#### Work to complete
Extract the full listing verbatim and drop any pictures from your copy.

## Start

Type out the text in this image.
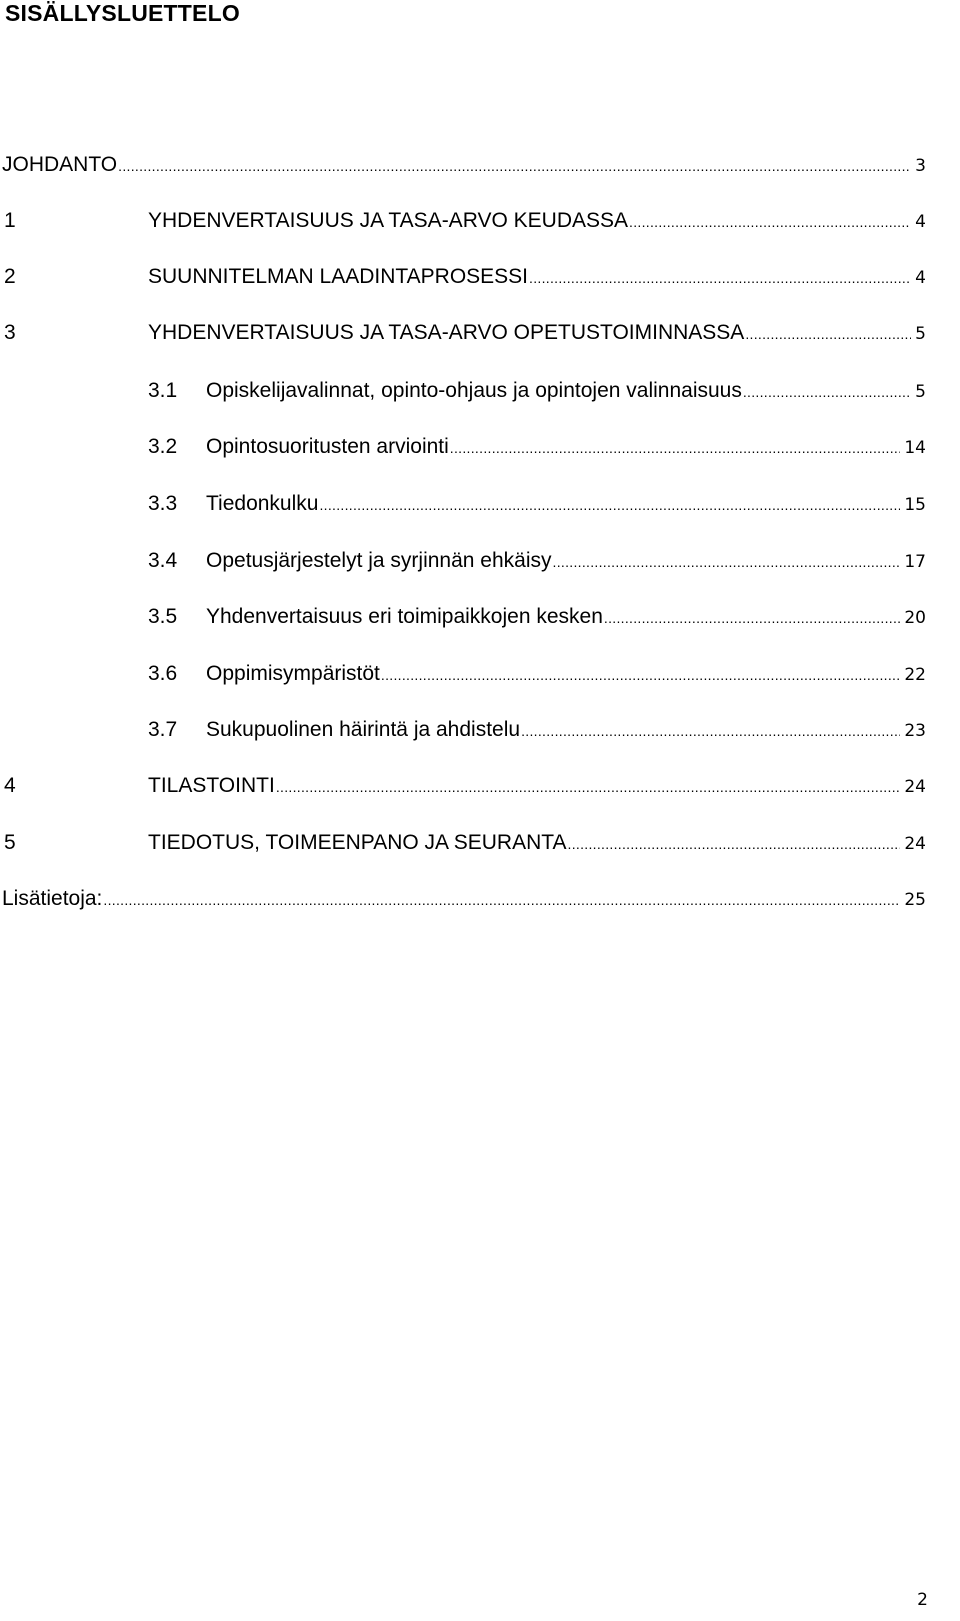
SISÄLLYSLUETTELO
JOHDANTO .....	3
1	YHDENVERTAISUUS JA TASA-ARVO KEUDASSA .....	4
2	SUUNNITELMAN LAADINTAPROSESSI .....	4
3	YHDENVERTAISUUS JA TASA-ARVO OPETUSTOIMINNASSA .....	5
3.1 Opiskelijavalinnat, opinto-ohjaus ja opintojen valinnaisuus .....	5
3.2 Opintosuoritusten arviointi .....	14
3.3 Tiedonkulku .....	15
3.4 Opetusjärjestelyt ja syrjinnän ehkäisy .....	17
3.5 Yhdenvertaisuus eri toimipaikkojen kesken .....	20
3.6 Oppimisympäristöt .....	22
3.7 Sukupuolinen häirintä ja ahdistelu .....	23
4	TILASTOINTI .....	24
5	TIEDOTUS, TOIMEENPANO JA SEURANTA .....	24
Lisätietoja: .....	25
2
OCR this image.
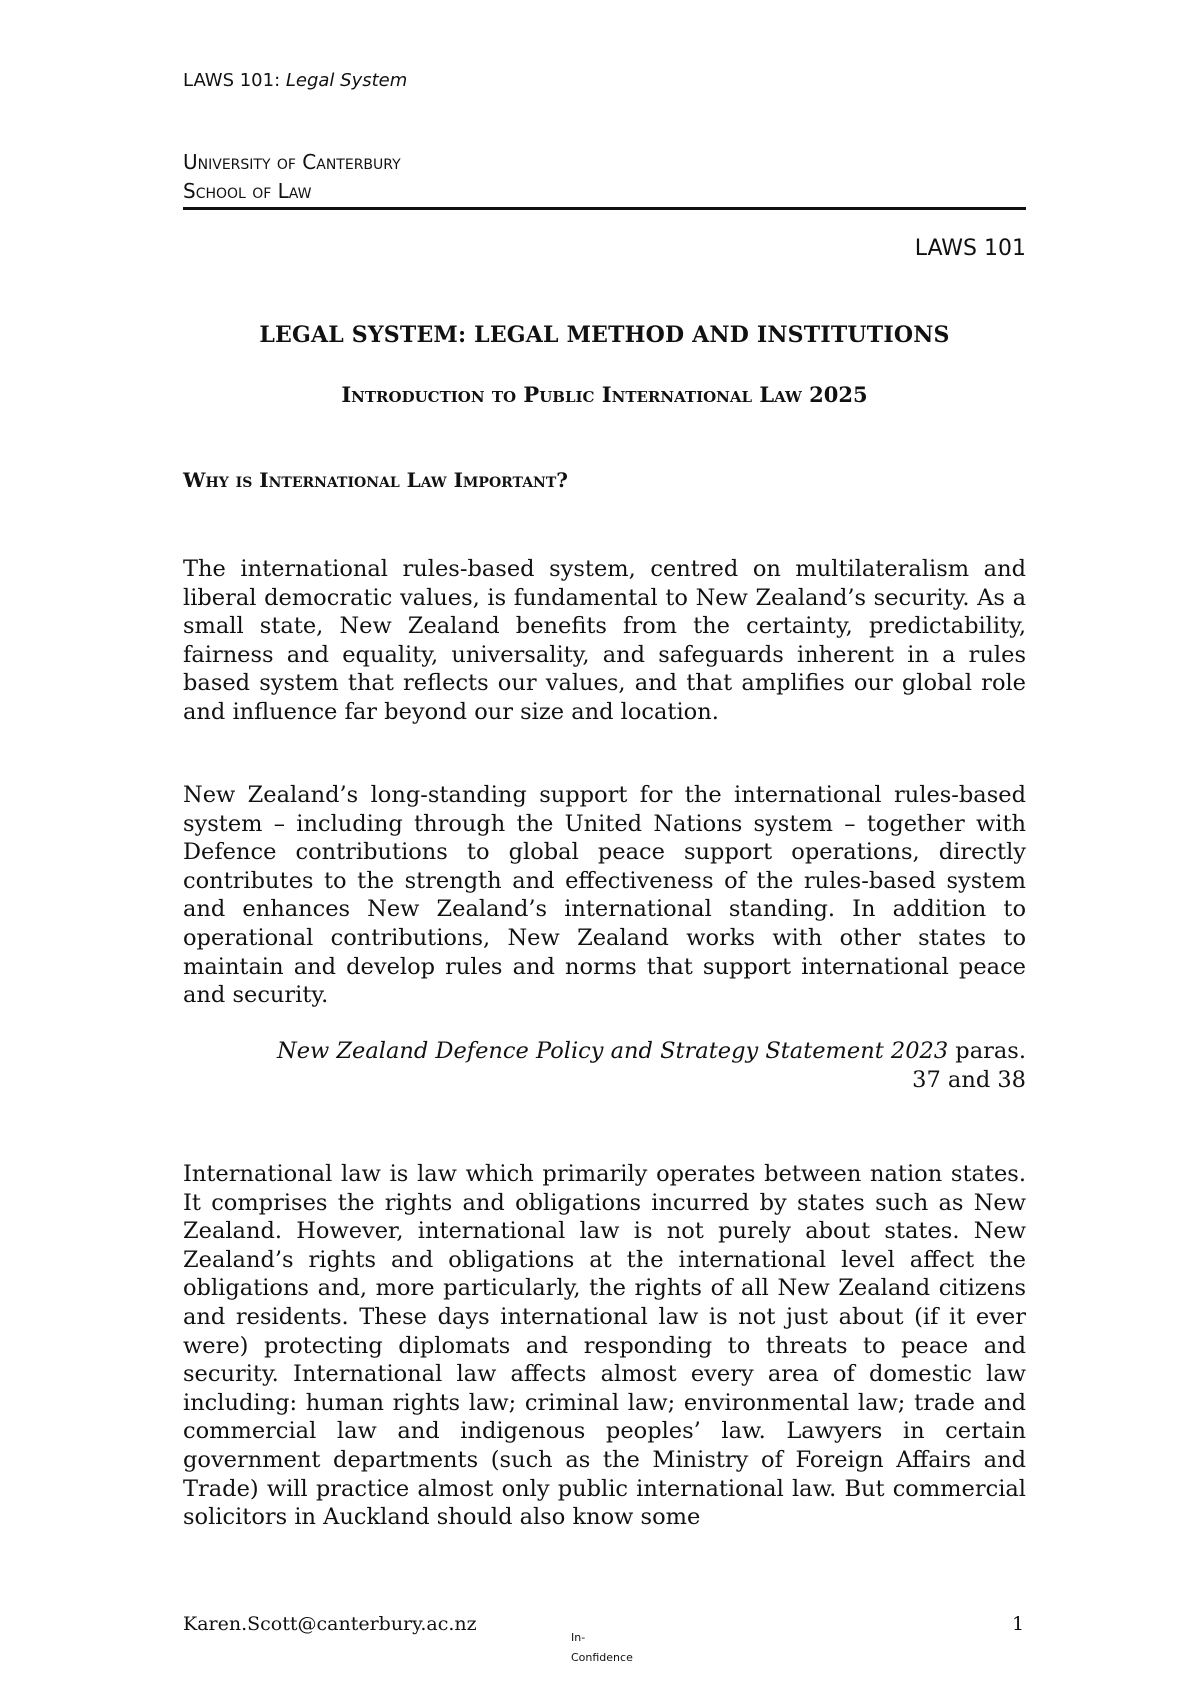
LAWS 101: Legal System
University of Canterbury
School of Law
LAWS 101
LEGAL SYSTEM: LEGAL METHOD AND INSTITUTIONS
Introduction to Public International Law 2025
Why is International Law Important?

The international rules-based system, centred on multilateralism and liberal democratic values, is fundamental to New Zealand’s security. As a small state, New Zealand benefits from the certainty, predictability, fairness and equality, universality, and safeguards inherent in a rules based system that reflects our values, and that amplifies our global role and influence far beyond our size and location.

New Zealand’s long-standing support for the international rules-based system – including through the United Nations system – together with Defence contributions to global peace support operations, directly contributes to the strength and effectiveness of the rules-based system and enhances New Zealand’s international standing. In addition to operational contributions, New Zealand works with other states to maintain and develop rules and norms that support international peace and security.

New Zealand Defence Policy and Strategy Statement 2023 paras.
37 and 38

International law is law which primarily operates between nation states. It comprises the rights and obligations incurred by states such as New Zealand. However, international law is not purely about states. New Zealand’s rights and obligations at the international level affect the obligations and, more particularly, the rights of all New Zealand citizens and residents. These days international law is not just about (if it ever were) protecting diplomats and responding to threats to peace and security. International law affects almost every area of domestic law including: human rights law; criminal law; environmental law; trade and commercial law and indigenous peoples’ law. Lawyers in certain government departments (such as the Ministry of Foreign Affairs and Trade) will practice almost only public international law. But commercial solicitors in Auckland should also know some

Karen.Scott@canterbury.ac.nz
In-
Confidence
1
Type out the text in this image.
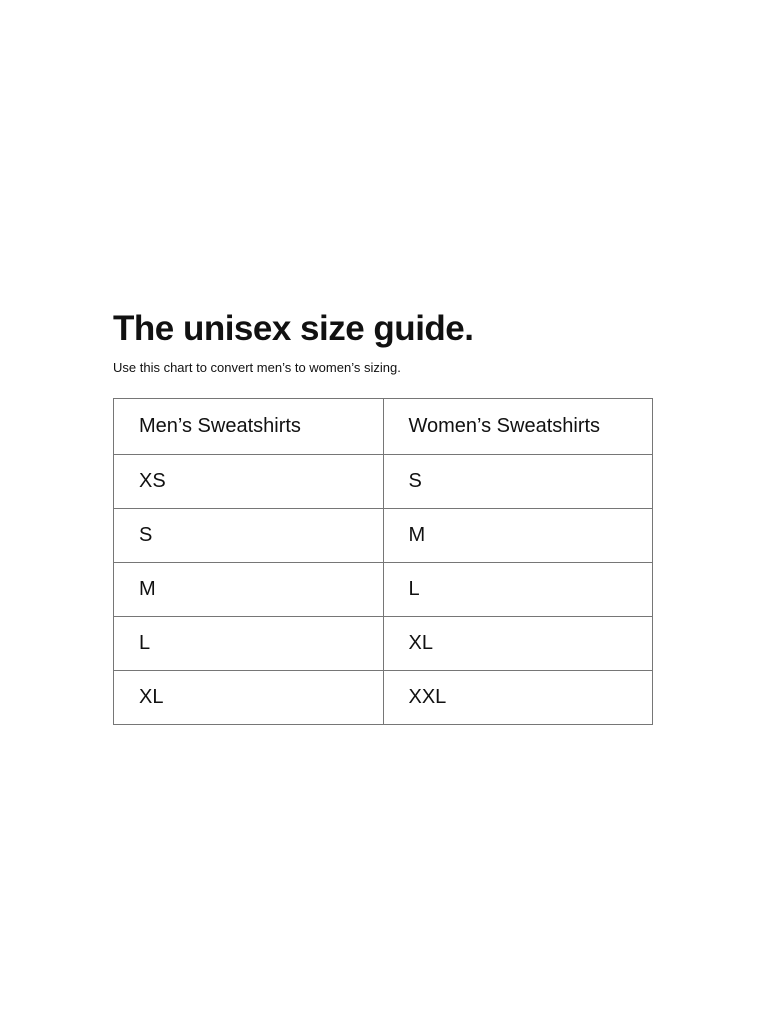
The unisex size guide.

Use this chart to convert men’s to women’s sizing.

Men’s Sweatshirts	Women’s Sweatshirts
XS	S
S	M
M	L
L	XL
XL	XXL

## End

#### Solution to the problem
Type out the text in this image.
SISÄLLYSLUETTELO
JOHDANTO .....	3
1	YHDENVERTAISUUS JA TASA-ARVO KEUDASSA .....	4
2	SUUNNITELMAN LAADINTAPROSESSI .....	4
3	YHDENVERTAISUUS JA TASA-ARVO OPETUSTOIMINNASSA .....	5
3.1 Opiskelijavalinnat, opinto-ohjaus ja opintojen valinnaisuus .....	5
3.2 Opintosuoritusten arviointi .....	14
3.3 Tiedonkulku .....	15
3.4 Opetusjärjestelyt ja syrjinnän ehkäisy .....	17
3.5 Yhdenvertaisuus eri toimipaikkojen kesken .....	20
3.6 Oppimisympäristöt .....	22
3.7 Sukupuolinen häirintä ja ahdistelu .....	23
4	TILASTOINTI .....	24
5	TIEDOTUS, TOIMEENPANO JA SEURANTA .....	24
Lisätietoja: .....	25
2
OCR this image.
LAWS 101: Legal System
University of Canterbury
School of Law
LAWS 101
LEGAL SYSTEM: LEGAL METHOD AND INSTITUTIONS
Introduction to Public International Law 2025
Why is International Law Important?

The international rules-based system, centred on multilateralism and liberal democratic values, is fundamental to New Zealand’s security. As a small state, New Zealand benefits from the certainty, predictability, fairness and equality, universality, and safeguards inherent in a rules based system that reflects our values, and that amplifies our global role and influence far beyond our size and location.

New Zealand’s long-standing support for the international rules-based system – including through the United Nations system – together with Defence contributions to global peace support operations, directly contributes to the strength and effectiveness of the rules-based system and enhances New Zealand’s international standing. In addition to operational contributions, New Zealand works with other states to maintain and develop rules and norms that support international peace and security.

New Zealand Defence Policy and Strategy Statement 2023 paras.
37 and 38

International law is law which primarily operates between nation states. It comprises the rights and obligations incurred by states such as New Zealand. However, international law is not purely about states. New Zealand’s rights and obligations at the international level affect the obligations and, more particularly, the rights of all New Zealand citizens and residents. These days international law is not just about (if it ever were) protecting diplomats and responding to threats to peace and security. International law affects almost every area of domestic law including: human rights law; criminal law; environmental law; trade and commercial law and indigenous peoples’ law. Lawyers in certain government departments (such as the Ministry of Foreign Affairs and Trade) will practice almost only public international law. But commercial solicitors in Auckland should also know some

Karen.Scott@canterbury.ac.nz
In-
Confidence
1
Type out the text in this image.
The unisex size guide.

Use this chart to convert men’s to women’s sizing.

Men’s Sweatshirts	Women’s Sweatshirts
XS	S
S	M
M	L
L	XL
XL	XXL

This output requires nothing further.